Prompt
Where a line below holds the string "color", copy that line.

═══

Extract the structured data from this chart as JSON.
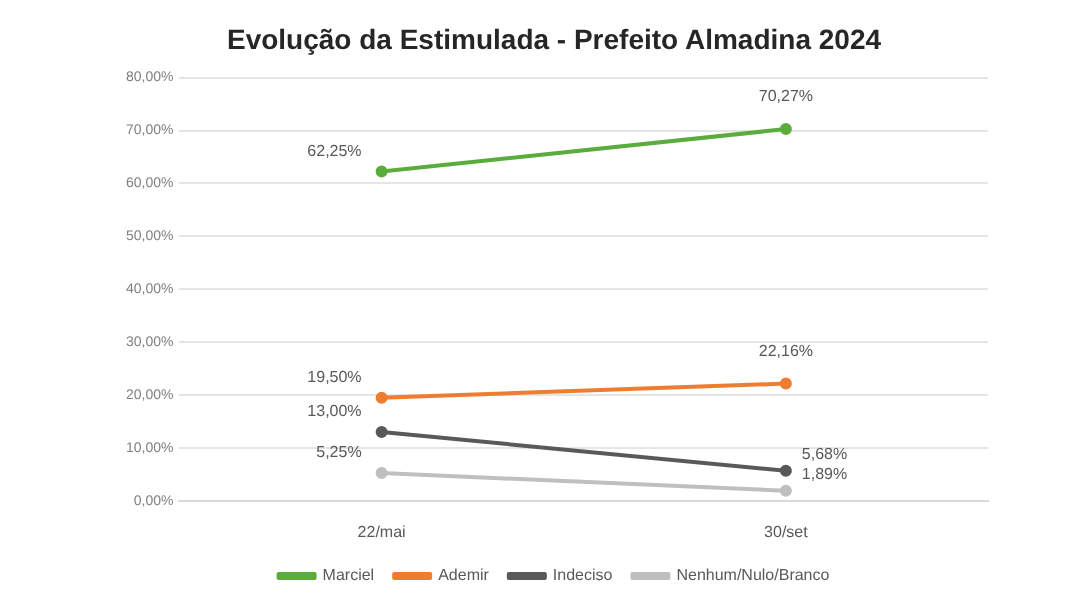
{
  "chart_data": {
    "type": "line",
    "title": "Evolução da Estimulada - Prefeito Almadina 2024",
    "categories": [
      "22/mai",
      "30/set"
    ],
    "series": [
      {
        "name": "Marciel",
        "color": "#5aad3c",
        "values": [
          62.25,
          70.27
        ],
        "value_labels": [
          "62,25%",
          "70,27%"
        ]
      },
      {
        "name": "Ademir",
        "color": "#ed7d31",
        "values": [
          19.5,
          22.16
        ],
        "value_labels": [
          "19,50%",
          "22,16%"
        ]
      },
      {
        "name": "Indeciso",
        "color": "#595959",
        "values": [
          13.0,
          5.68
        ],
        "value_labels": [
          "13,00%",
          "5,68%"
        ]
      },
      {
        "name": "Nenhum/Nulo/Branco",
        "color": "#bfbfbf",
        "values": [
          5.25,
          1.89
        ],
        "value_labels": [
          "5,25%",
          "1,89%"
        ]
      }
    ],
    "ylim": [
      0,
      80
    ],
    "yticks": [
      {
        "value": 0,
        "label": "0,00%"
      },
      {
        "value": 10,
        "label": "10,00%"
      },
      {
        "value": 20,
        "label": "20,00%"
      },
      {
        "value": 30,
        "label": "30,00%"
      },
      {
        "value": 40,
        "label": "40,00%"
      },
      {
        "value": 50,
        "label": "50,00%"
      },
      {
        "value": 60,
        "label": "60,00%"
      },
      {
        "value": 70,
        "label": "70,00%"
      },
      {
        "value": 80,
        "label": "80,00%"
      }
    ],
    "grid": "y",
    "legend": "bottom",
    "marker": "circle",
    "line_style": "solid"
  }
}
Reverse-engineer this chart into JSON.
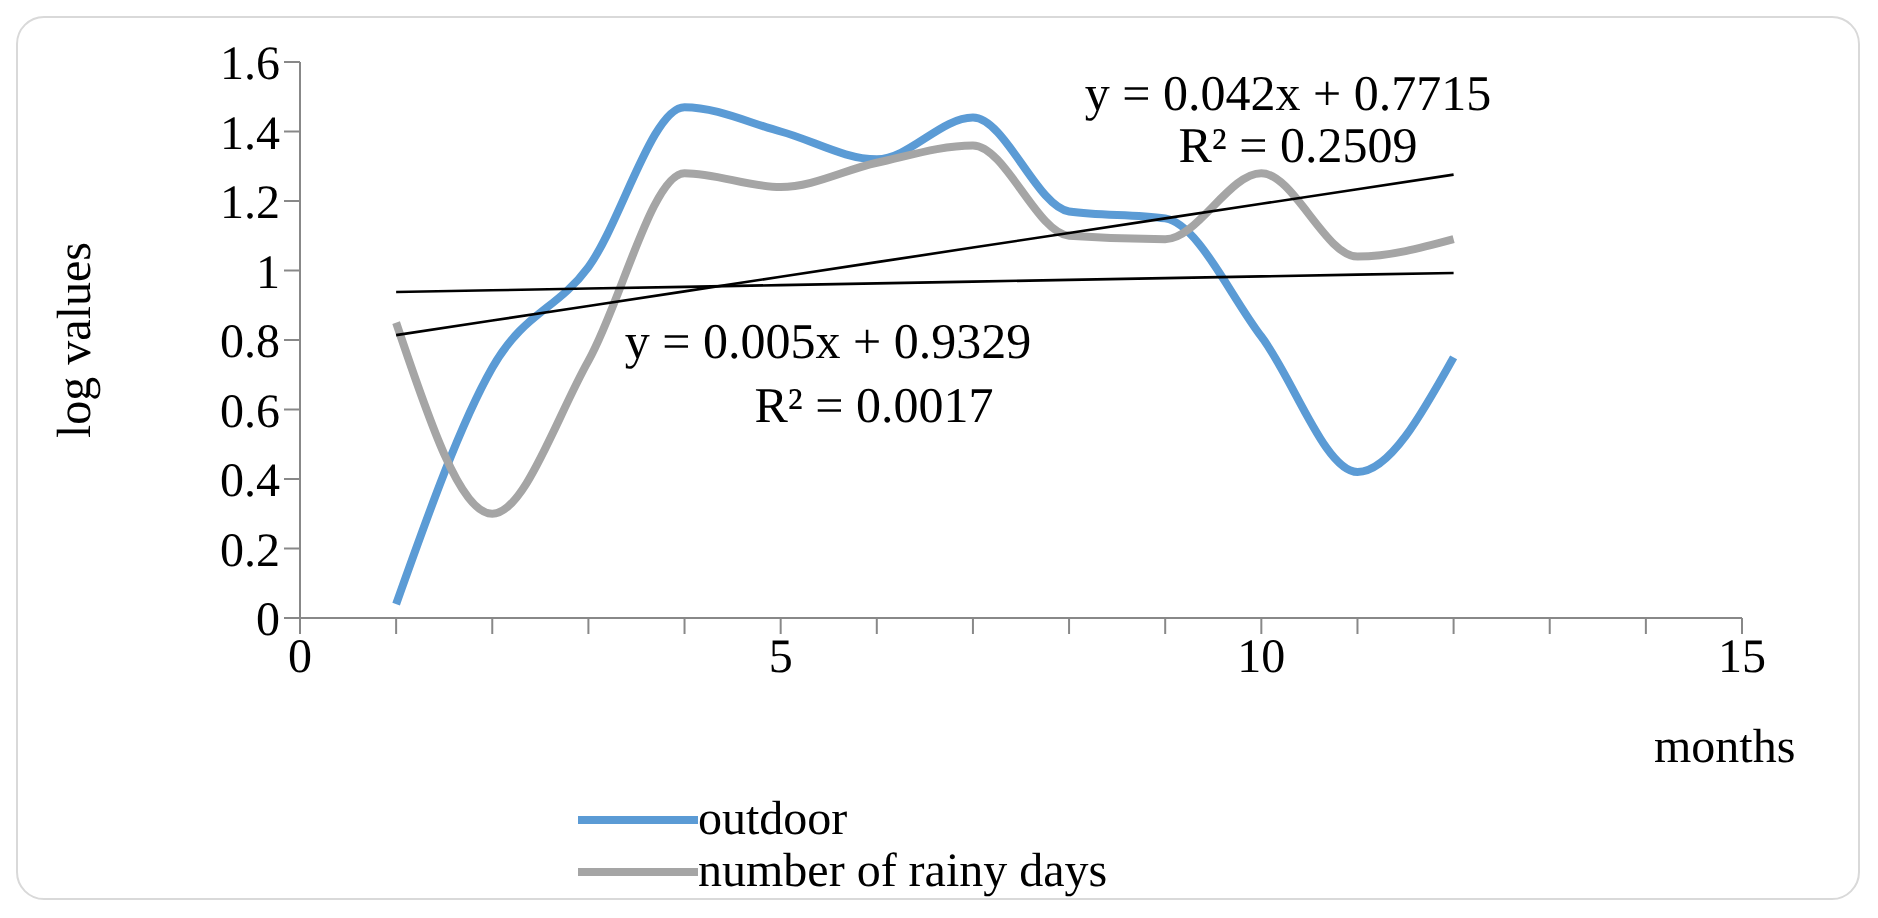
{
  "chart_data": {
    "type": "line",
    "xlabel": "months",
    "ylabel": "log values",
    "xlim": [
      0,
      15
    ],
    "xticks": [
      0,
      {
        "value": 1,
        "label": null
      },
      {
        "value": 2,
        "label": null
      },
      {
        "value": 3,
        "label": null
      },
      {
        "value": 4,
        "label": null
      },
      5,
      {
        "value": 6,
        "label": null
      },
      {
        "value": 7,
        "label": null
      },
      {
        "value": 8,
        "label": null
      },
      {
        "value": 9,
        "label": null
      },
      10,
      {
        "value": 11,
        "label": null
      },
      {
        "value": 12,
        "label": null
      },
      {
        "value": 13,
        "label": null
      },
      {
        "value": 14,
        "label": null
      },
      15
    ],
    "ylim": [
      0,
      1.6
    ],
    "yticks": [
      0,
      0.2,
      0.4,
      0.6,
      0.8,
      1,
      1.2,
      1.4,
      1.6
    ],
    "x": [
      1,
      2,
      3,
      4,
      5,
      6,
      7,
      8,
      9,
      10,
      11,
      12
    ],
    "series": [
      {
        "name": "outdoor",
        "color": "#5b9bd5",
        "values": [
          0.04,
          0.72,
          1.01,
          1.47,
          1.4,
          1.32,
          1.44,
          1.17,
          1.15,
          0.81,
          0.42,
          0.75
        ]
      },
      {
        "name": "number of rainy days",
        "color": "#a5a5a5",
        "values": [
          0.85,
          0.3,
          0.74,
          1.28,
          1.24,
          1.31,
          1.36,
          1.1,
          1.09,
          1.28,
          1.04,
          1.09
        ]
      },
      {
        "type": "line",
        "color": "#000000",
        "values": [
          0.938,
          0.943,
          0.948,
          0.953,
          0.958,
          0.963,
          0.968,
          0.973,
          0.978,
          0.983,
          0.988,
          0.993
        ]
      },
      {
        "type": "line",
        "color": "#000000",
        "values": [
          0.814,
          0.856,
          0.898,
          0.94,
          0.982,
          1.024,
          1.066,
          1.108,
          1.15,
          1.192,
          1.234,
          1.276
        ]
      }
    ],
    "annotations": [
      "y = 0.042x + 0.7715",
      "R² = 0.2509",
      "y = 0.005x + 0.9329",
      "R² = 0.0017"
    ],
    "legend": "bottom",
    "grid": false,
    "marker": "none",
    "line_style": "solid"
  }
}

═══

Answer to the exercise
        "color": "#5aad3c",
        "color": "#ed7d31",
        "color": "#595959",
        "color": "#bfbfbf",
        "color": "#5b9bd5",
        "color": "#a5a5a5",
        "color": "#000000",
        "color": "#000000",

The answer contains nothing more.